> [Prompt] Show every line where "Pipeline" occurs.
___
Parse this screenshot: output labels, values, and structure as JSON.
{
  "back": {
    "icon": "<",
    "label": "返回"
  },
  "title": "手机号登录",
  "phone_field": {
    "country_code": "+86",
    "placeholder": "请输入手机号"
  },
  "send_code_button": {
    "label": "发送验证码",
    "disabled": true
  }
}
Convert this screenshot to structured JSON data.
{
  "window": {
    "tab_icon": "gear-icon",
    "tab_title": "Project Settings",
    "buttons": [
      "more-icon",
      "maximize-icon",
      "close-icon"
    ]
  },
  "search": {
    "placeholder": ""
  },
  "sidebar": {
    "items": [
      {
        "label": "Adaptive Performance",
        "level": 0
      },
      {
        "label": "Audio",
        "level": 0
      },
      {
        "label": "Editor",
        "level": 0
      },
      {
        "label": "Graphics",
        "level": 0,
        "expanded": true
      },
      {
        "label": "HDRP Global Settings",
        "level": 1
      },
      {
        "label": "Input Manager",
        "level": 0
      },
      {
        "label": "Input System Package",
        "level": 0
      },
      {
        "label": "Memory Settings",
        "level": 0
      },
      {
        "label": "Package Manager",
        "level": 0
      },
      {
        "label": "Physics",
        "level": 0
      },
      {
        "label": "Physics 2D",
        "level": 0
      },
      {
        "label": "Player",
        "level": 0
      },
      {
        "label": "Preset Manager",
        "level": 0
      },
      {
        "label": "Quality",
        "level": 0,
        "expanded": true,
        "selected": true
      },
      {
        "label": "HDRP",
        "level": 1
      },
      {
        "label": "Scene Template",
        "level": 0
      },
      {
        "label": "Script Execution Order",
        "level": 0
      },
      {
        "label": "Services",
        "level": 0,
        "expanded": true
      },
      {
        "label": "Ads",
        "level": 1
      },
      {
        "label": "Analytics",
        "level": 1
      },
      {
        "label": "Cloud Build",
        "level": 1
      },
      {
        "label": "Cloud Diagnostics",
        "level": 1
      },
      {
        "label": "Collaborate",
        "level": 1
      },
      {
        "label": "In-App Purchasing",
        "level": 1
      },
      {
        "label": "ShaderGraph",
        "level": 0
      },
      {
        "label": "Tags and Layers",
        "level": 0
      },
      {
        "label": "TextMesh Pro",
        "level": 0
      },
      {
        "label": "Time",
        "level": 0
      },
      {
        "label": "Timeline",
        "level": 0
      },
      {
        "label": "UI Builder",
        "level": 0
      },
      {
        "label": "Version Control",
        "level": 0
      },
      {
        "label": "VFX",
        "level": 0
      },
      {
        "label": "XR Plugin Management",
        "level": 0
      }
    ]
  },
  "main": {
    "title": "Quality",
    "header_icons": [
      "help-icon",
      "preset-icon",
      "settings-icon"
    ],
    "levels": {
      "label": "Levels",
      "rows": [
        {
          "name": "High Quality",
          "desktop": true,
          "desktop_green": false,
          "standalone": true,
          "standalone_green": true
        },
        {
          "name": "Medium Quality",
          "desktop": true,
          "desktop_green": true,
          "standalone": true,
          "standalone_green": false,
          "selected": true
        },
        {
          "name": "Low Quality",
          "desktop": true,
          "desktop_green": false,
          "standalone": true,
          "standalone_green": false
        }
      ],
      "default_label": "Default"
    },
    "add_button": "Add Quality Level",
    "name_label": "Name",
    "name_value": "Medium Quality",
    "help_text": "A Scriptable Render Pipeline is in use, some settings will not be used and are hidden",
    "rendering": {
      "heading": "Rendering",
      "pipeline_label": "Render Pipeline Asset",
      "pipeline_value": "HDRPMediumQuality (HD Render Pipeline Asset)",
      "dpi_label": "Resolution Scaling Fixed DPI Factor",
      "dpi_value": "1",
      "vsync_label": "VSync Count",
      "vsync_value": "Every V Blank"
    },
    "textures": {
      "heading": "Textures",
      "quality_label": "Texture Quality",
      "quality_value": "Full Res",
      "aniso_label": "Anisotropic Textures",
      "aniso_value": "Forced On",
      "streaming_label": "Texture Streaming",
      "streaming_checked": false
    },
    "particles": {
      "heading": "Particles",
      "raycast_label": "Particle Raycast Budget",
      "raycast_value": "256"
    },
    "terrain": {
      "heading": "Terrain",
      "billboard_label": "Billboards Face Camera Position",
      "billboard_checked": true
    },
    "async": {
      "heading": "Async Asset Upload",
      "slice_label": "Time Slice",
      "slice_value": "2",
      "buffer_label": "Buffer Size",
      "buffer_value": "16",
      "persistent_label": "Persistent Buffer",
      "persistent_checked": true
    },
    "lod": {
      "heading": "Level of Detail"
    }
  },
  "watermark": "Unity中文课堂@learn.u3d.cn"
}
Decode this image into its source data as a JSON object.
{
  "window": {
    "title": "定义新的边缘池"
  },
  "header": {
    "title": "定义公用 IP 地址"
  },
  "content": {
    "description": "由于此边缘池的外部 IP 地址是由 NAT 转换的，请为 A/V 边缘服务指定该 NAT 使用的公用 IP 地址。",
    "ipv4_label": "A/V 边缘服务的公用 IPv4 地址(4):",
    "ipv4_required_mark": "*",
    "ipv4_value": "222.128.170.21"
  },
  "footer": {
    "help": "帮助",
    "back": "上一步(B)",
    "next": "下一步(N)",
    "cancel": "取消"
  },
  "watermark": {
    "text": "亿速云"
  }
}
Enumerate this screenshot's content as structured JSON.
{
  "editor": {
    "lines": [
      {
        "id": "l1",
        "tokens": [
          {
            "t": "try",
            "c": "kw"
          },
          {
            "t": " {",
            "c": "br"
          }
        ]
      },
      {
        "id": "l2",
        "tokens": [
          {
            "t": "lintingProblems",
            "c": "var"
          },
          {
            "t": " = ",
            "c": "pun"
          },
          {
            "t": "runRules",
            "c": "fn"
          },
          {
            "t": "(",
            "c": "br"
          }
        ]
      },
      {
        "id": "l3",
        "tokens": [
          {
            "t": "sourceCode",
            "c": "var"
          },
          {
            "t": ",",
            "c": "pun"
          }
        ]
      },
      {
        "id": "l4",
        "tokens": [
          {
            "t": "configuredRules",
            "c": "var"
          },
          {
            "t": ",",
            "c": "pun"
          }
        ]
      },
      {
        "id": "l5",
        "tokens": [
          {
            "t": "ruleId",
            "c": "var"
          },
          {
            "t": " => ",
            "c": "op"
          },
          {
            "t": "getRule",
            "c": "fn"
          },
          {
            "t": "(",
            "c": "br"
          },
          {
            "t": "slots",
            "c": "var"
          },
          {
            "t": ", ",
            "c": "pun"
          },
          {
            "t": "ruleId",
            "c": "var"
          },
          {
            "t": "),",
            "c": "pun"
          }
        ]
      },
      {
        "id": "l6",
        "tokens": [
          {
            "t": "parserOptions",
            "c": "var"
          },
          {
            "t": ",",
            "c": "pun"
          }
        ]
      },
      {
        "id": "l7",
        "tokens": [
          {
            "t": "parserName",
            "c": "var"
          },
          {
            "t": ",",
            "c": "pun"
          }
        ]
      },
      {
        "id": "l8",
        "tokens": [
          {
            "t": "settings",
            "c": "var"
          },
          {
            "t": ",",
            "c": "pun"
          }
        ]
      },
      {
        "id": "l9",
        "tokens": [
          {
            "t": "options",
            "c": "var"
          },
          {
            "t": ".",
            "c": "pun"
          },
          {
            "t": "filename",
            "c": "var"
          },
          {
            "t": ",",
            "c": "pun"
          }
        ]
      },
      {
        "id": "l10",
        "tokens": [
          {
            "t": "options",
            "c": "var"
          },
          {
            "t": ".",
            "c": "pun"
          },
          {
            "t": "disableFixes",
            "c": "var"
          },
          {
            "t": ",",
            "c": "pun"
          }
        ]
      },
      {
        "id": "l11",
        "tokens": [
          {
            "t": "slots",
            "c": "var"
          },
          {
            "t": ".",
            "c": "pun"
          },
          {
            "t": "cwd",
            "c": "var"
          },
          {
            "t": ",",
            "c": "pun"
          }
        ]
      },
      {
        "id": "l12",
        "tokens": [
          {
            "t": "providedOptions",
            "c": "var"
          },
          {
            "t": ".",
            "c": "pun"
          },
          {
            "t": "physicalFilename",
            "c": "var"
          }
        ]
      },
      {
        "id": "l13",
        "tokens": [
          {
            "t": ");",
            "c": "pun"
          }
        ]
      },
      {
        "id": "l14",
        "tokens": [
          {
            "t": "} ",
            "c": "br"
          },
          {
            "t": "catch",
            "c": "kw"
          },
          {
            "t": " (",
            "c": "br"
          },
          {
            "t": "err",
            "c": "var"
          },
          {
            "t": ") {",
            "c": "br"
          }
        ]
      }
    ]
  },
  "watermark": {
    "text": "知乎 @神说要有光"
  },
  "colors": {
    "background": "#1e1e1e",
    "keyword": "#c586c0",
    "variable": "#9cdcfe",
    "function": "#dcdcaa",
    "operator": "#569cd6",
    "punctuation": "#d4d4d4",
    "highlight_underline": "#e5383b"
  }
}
___
> [Reply]
    "help_text": "A Scriptable Render Pipeline is in use, some settings will not be used and are hidden",
      "pipeline_label": "Render Pipeline Asset",
      "pipeline_value": "HDRPMediumQuality (HD Render Pipeline Asset)",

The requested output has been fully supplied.